■ SOURCE DATA
|---|

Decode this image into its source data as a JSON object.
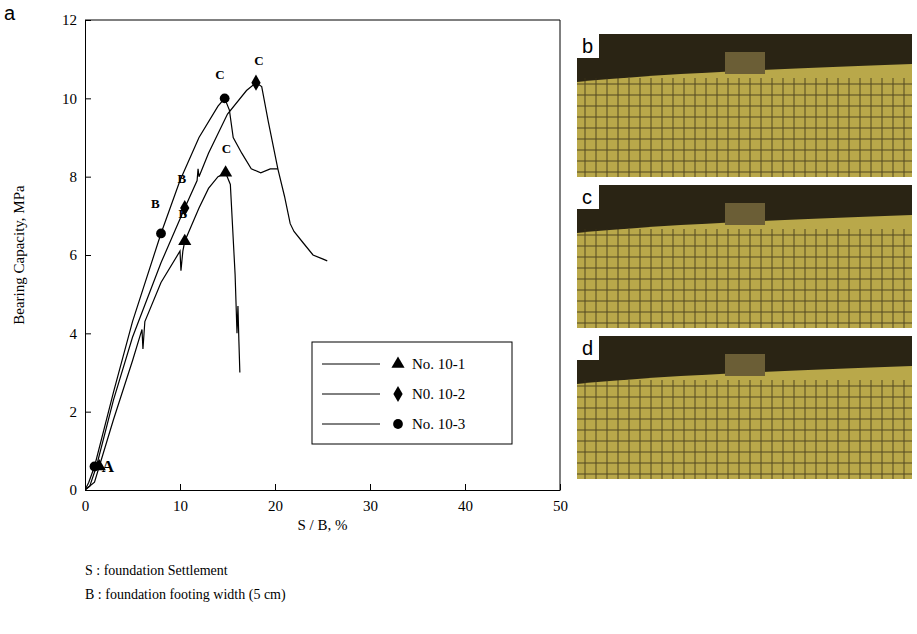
{
  "chart_data": {
    "type": "line",
    "panel": "a",
    "x_label": "S / B, %",
    "y_label": "Bearing Capacity, MPa",
    "xlim": [
      0,
      50
    ],
    "xticks": [
      0,
      10,
      20,
      30,
      40,
      50
    ],
    "ylim": [
      0,
      12
    ],
    "yticks": [
      0,
      2,
      4,
      6,
      8,
      10,
      12
    ],
    "legend": "lower right",
    "series": [
      {
        "name": "No. 10-1",
        "color": "#000000",
        "marker": "triangle",
        "line_style": "solid",
        "x": [
          0,
          1,
          1.5,
          3,
          5,
          6,
          6.1,
          6.3,
          8,
          10,
          10.1,
          10.3,
          10.5,
          12,
          13,
          14,
          14.8,
          15.3,
          15.8,
          16,
          16.1,
          16.2,
          16.3
        ],
        "values": [
          0,
          0.2,
          0.6,
          1.8,
          3.3,
          4.1,
          3.6,
          4.3,
          5.3,
          6.1,
          5.6,
          6.1,
          6.35,
          7.2,
          7.7,
          8.0,
          8.1,
          7.8,
          5.5,
          4.0,
          4.7,
          3.8,
          3.0
        ],
        "points_x": [
          1.5,
          10.5,
          14.8
        ],
        "points": [
          0.6,
          6.35,
          8.1
        ]
      },
      {
        "name": "N0. 10-2",
        "color": "#000000",
        "marker": "diamond",
        "line_style": "solid",
        "x": [
          0,
          0.5,
          1.2,
          3,
          5,
          8,
          10.5,
          11.8,
          11.9,
          12,
          13,
          15,
          17,
          18,
          18.6,
          19.3,
          20.3,
          21,
          21.6,
          22,
          23,
          24,
          25,
          25.5
        ],
        "values": [
          0,
          0.1,
          0.6,
          2.3,
          3.9,
          5.8,
          7.2,
          7.9,
          8.2,
          8.0,
          8.6,
          9.6,
          10.2,
          10.4,
          10.3,
          9.4,
          8.2,
          7.5,
          6.8,
          6.6,
          6.3,
          6.0,
          5.9,
          5.85
        ],
        "points_x": [
          10.5,
          18
        ],
        "points": [
          7.2,
          10.4
        ]
      },
      {
        "name": "No. 10-3",
        "color": "#000000",
        "marker": "circle",
        "line_style": "solid",
        "x": [
          0,
          0.4,
          1,
          3,
          5,
          8,
          10,
          12,
          14,
          14.7,
          15.2,
          15.6,
          16.5,
          17.5,
          18.5,
          19.5,
          20.3
        ],
        "values": [
          0,
          0.2,
          0.6,
          2.5,
          4.3,
          6.55,
          7.9,
          9.0,
          9.8,
          10.0,
          9.7,
          9.0,
          8.6,
          8.2,
          8.1,
          8.2,
          8.2
        ],
        "points_x": [
          1,
          8,
          14.7
        ],
        "points": [
          0.6,
          6.55,
          10.0
        ]
      }
    ],
    "annotations": [
      {
        "text": "A",
        "x": 2.4,
        "y": 0.45
      },
      {
        "text": "B",
        "x": 7.4,
        "y": 7.2
      },
      {
        "text": "B",
        "x": 10.2,
        "y": 7.85
      },
      {
        "text": "B",
        "x": 10.3,
        "y": 6.95
      },
      {
        "text": "C",
        "x": 14.2,
        "y": 10.5
      },
      {
        "text": "C",
        "x": 18.3,
        "y": 10.85
      },
      {
        "text": "C",
        "x": 14.9,
        "y": 8.6
      }
    ],
    "caption": [
      "S : foundation Settlement",
      "B : foundation footing width (5 cm)"
    ]
  },
  "photos": [
    {
      "label": "b"
    },
    {
      "label": "c"
    },
    {
      "label": "d"
    }
  ]
}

|---|

■ INSTRUCTION
Pictures appear in the records above. Output everything except them, exactly.

■ FINAL RESULT
Decode this image into its source data as a JSON object.
{
  "chart_data": {
    "type": "line",
    "panel": "a",
    "x_label": "S / B, %",
    "y_label": "Bearing Capacity, MPa",
    "xlim": [
      0,
      50
    ],
    "xticks": [
      0,
      10,
      20,
      30,
      40,
      50
    ],
    "ylim": [
      0,
      12
    ],
    "yticks": [
      0,
      2,
      4,
      6,
      8,
      10,
      12
    ],
    "legend": "lower right",
    "series": [
      {
        "name": "No. 10-1",
        "color": "#000000",
        "marker": "triangle",
        "line_style": "solid",
        "x": [
          0,
          1,
          1.5,
          3,
          5,
          6,
          6.1,
          6.3,
          8,
          10,
          10.1,
          10.3,
          10.5,
          12,
          13,
          14,
          14.8,
          15.3,
          15.8,
          16,
          16.1,
          16.2,
          16.3
        ],
        "values": [
          0,
          0.2,
          0.6,
          1.8,
          3.3,
          4.1,
          3.6,
          4.3,
          5.3,
          6.1,
          5.6,
          6.1,
          6.35,
          7.2,
          7.7,
          8.0,
          8.1,
          7.8,
          5.5,
          4.0,
          4.7,
          3.8,
          3.0
        ],
        "points_x": [
          1.5,
          10.5,
          14.8
        ],
        "points": [
          0.6,
          6.35,
          8.1
        ]
      },
      {
        "name": "N0. 10-2",
        "color": "#000000",
        "marker": "diamond",
        "line_style": "solid",
        "x": [
          0,
          0.5,
          1.2,
          3,
          5,
          8,
          10.5,
          11.8,
          11.9,
          12,
          13,
          15,
          17,
          18,
          18.6,
          19.3,
          20.3,
          21,
          21.6,
          22,
          23,
          24,
          25,
          25.5
        ],
        "values": [
          0,
          0.1,
          0.6,
          2.3,
          3.9,
          5.8,
          7.2,
          7.9,
          8.2,
          8.0,
          8.6,
          9.6,
          10.2,
          10.4,
          10.3,
          9.4,
          8.2,
          7.5,
          6.8,
          6.6,
          6.3,
          6.0,
          5.9,
          5.85
        ],
        "points_x": [
          10.5,
          18
        ],
        "points": [
          7.2,
          10.4
        ]
      },
      {
        "name": "No. 10-3",
        "color": "#000000",
        "marker": "circle",
        "line_style": "solid",
        "x": [
          0,
          0.4,
          1,
          3,
          5,
          8,
          10,
          12,
          14,
          14.7,
          15.2,
          15.6,
          16.5,
          17.5,
          18.5,
          19.5,
          20.3
        ],
        "values": [
          0,
          0.2,
          0.6,
          2.5,
          4.3,
          6.55,
          7.9,
          9.0,
          9.8,
          10.0,
          9.7,
          9.0,
          8.6,
          8.2,
          8.1,
          8.2,
          8.2
        ],
        "points_x": [
          1,
          8,
          14.7
        ],
        "points": [
          0.6,
          6.55,
          10.0
        ]
      }
    ],
    "annotations": [
      {
        "text": "A",
        "x": 2.4,
        "y": 0.45
      },
      {
        "text": "B",
        "x": 7.4,
        "y": 7.2
      },
      {
        "text": "B",
        "x": 10.2,
        "y": 7.85
      },
      {
        "text": "B",
        "x": 10.3,
        "y": 6.95
      },
      {
        "text": "C",
        "x": 14.2,
        "y": 10.5
      },
      {
        "text": "C",
        "x": 18.3,
        "y": 10.85
      },
      {
        "text": "C",
        "x": 14.9,
        "y": 8.6
      }
    ],
    "caption": [
      "S : foundation Settlement",
      "B : foundation footing width (5 cm)"
    ]
  },
  "photos": [
    {
      "label": "b"
    },
    {
      "label": "c"
    },
    {
      "label": "d"
    }
  ]
}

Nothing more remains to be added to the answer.